TASK A
In the records below, restate word for word the stretch from the line containing "382, 646, 411]" through the line containing "181, 619, 225]".

PAGE EXTRACT
When I was teaching high school English, I asked each of my students to write down on paper what job he or she would like to have as an adult. In any given class of about 15 boys and 15 girls, at least 4 or 5 of the boys wanted to be professional athletes, and 8 or 10 of the girls wanted to be pop stars, actresses, or models.
This is a cultural problem. Our kids all want to work glamorous, celebrity-making jobs, but simple percentages tell us that most of them have almost no chance of actually succeeding in these professions.
Hannah Montana is a TV show about a young girl who appears to be a normal kid, but lives a secret life as a pop star. Guess which job all these legions of female Hannah Montana fans are going to want when they grow up? Wouldn't it be better to have shows about young girls who appear normal but lead secret lives as FBI agents, genius scientists, or computer experts?
This bothers me not because I'm a pop-music-hating Puritan (I love R&B and many other types of music), but because I'm a woman who actually contemplated becoming an actress and/or director. When I was just out of college and living in New York City, I saw hundreds of talented, bright young people throwing their lives away in a vain quest to earn a living in the world of theater and film. I also knew a very, very small number who succeeded. Some simply earned a living, some became celebrities. More power to 'em. But the impression that stays with me to this day is the tremendous waste of all that energy and talent. Thousands of people woke up from the dream at 30 or 35 and realized they had very little money, no job satisfaction, and no career at all.

DATA SUPPLIED

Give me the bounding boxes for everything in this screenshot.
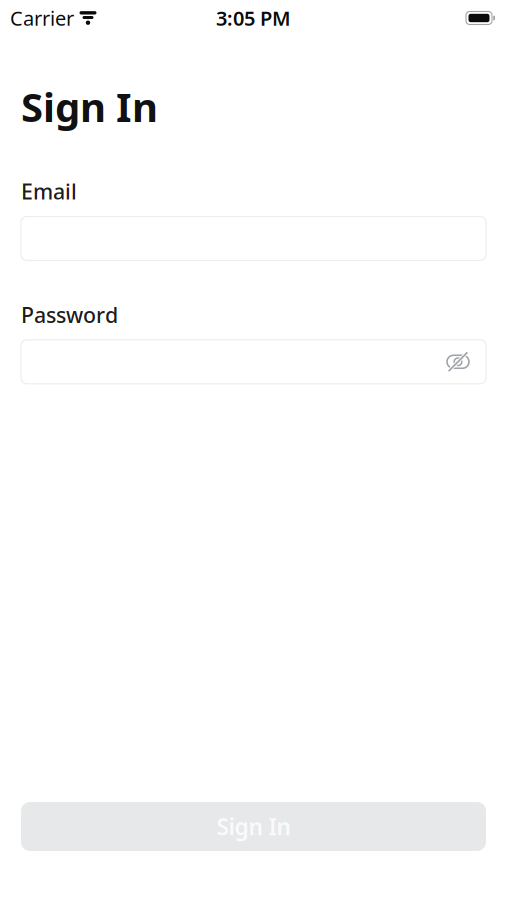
button[interactable]: Show password <box>437 341 479 383</box>
staticText: 3:05 PM <box>216 5 291 31</box>
staticText: Sign In <box>21 80 158 133</box>
staticText: Password <box>21 300 118 329</box>
staticText: Email <box>21 177 77 205</box>
staticText: Sign In <box>216 811 290 842</box>
staticText: Carrier <box>10 5 74 31</box>
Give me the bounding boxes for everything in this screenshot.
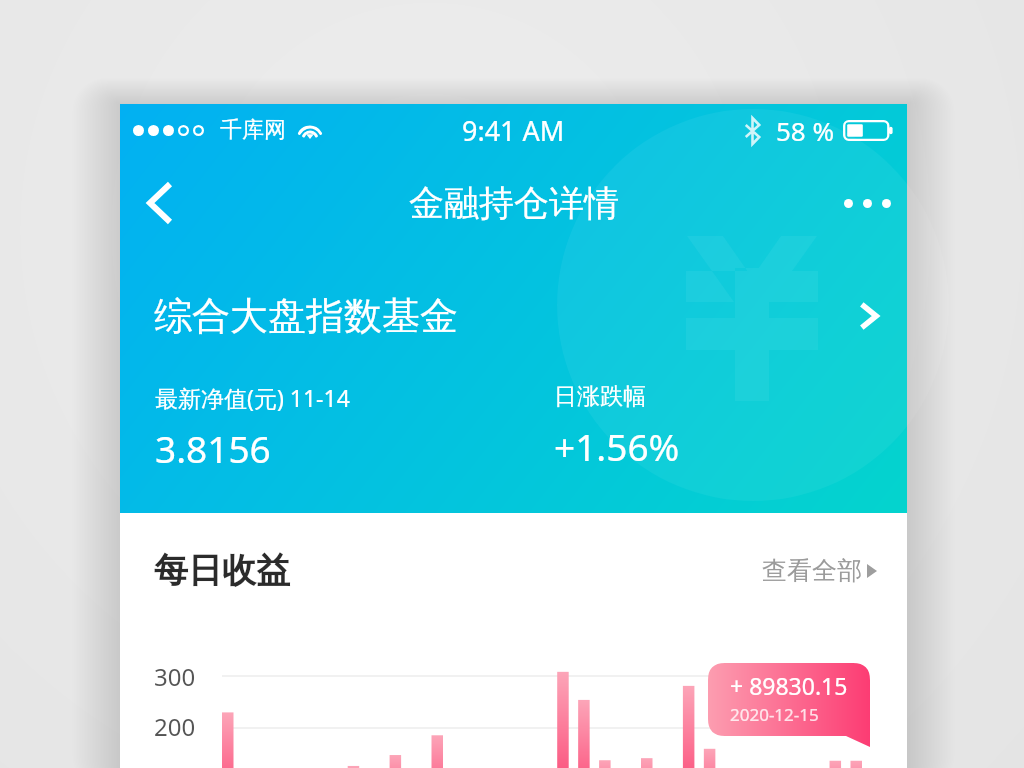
staticText: 日涨跌幅	[554, 382, 646, 411]
staticText: 300	[154, 660, 196, 693]
button[interactable]: 查看全部	[762, 555, 877, 586]
button[interactable]: More options	[838, 174, 896, 232]
staticText: +1.56%	[554, 421, 680, 471]
staticText: 200	[154, 710, 196, 743]
staticText: 综合大盘指数基金	[154, 292, 458, 340]
staticText: 58 %	[776, 113, 835, 148]
staticText: 金融持仓详情	[409, 181, 619, 225]
button[interactable]: 综合大盘指数基金	[120, 281, 907, 351]
staticText: 9:41 AM	[462, 112, 565, 149]
staticText: 2020-12-15	[730, 703, 819, 726]
staticText: 3.8156	[155, 423, 271, 473]
button[interactable]: Back	[132, 175, 188, 231]
staticText: 每日收益	[154, 549, 290, 592]
staticText: 查看全部	[762, 555, 862, 586]
staticText: 千库网	[220, 116, 286, 144]
staticText: + 89830.15	[730, 670, 848, 701]
staticText: 最新净值(元) 11-14	[155, 382, 350, 413]
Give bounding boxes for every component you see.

TASK B
Please quote in full the essay above on students who want celebrity careers.

TASK OUTPUT A
staticText: 日涨跌幅	[554, 382, 646, 411]
staticText: 300	[154, 660, 196, 693]
button[interactable]: 查看全部	[762, 555, 877, 586]
button[interactable]: More options	[838, 174, 896, 232]
staticText: +1.56%	[554, 421, 680, 471]
staticText: 200	[154, 710, 196, 743]
staticText: 综合大盘指数基金	[154, 292, 458, 340]
staticText: 58 %	[776, 113, 835, 148]
staticText: 金融持仓详情	[409, 181, 619, 225]

TASK OUTPUT B
When I was teaching high school English, I asked each of my students to write down on paper what job he or she would like to have as an adult. In any given class of about 15 boys and 15 girls, at least 4 or 5 of the boys wanted to be professional athletes, and 8 or 10 of the girls wanted to be pop stars, actresses, or models.
This is a cultural problem. Our kids all want to work glamorous, celebrity-making jobs, but simple percentages tell us that most of them have almost no chance of actually succeeding in these professions.
Hannah Montana is a TV show about a young girl who appears to be a normal kid, but lives a secret life as a pop star. Guess which job all these legions of female Hannah Montana fans are going to want when they grow up? Wouldn't it be better to have shows about young girls who appear normal but lead secret lives as FBI agents, genius scientists, or computer experts?
This bothers me not because I'm a pop-music-hating Puritan (I love R&B and many other types of music), but because I'm a woman who actually contemplated becoming an actress and/or director. When I was just out of college and living in New York City, I saw hundreds of talented, bright young people throwing their lives away in a vain quest to earn a living in the world of theater and film. I also knew a very, very small number who succeeded. Some simply earned a living, some became celebrities. More power to 'em. But the impression that stays with me to this day is the tremendous waste of all that energy and talent. Thousands of people woke up from the dream at 30 or 35 and realized they had very little money, no job satisfaction, and no career at all.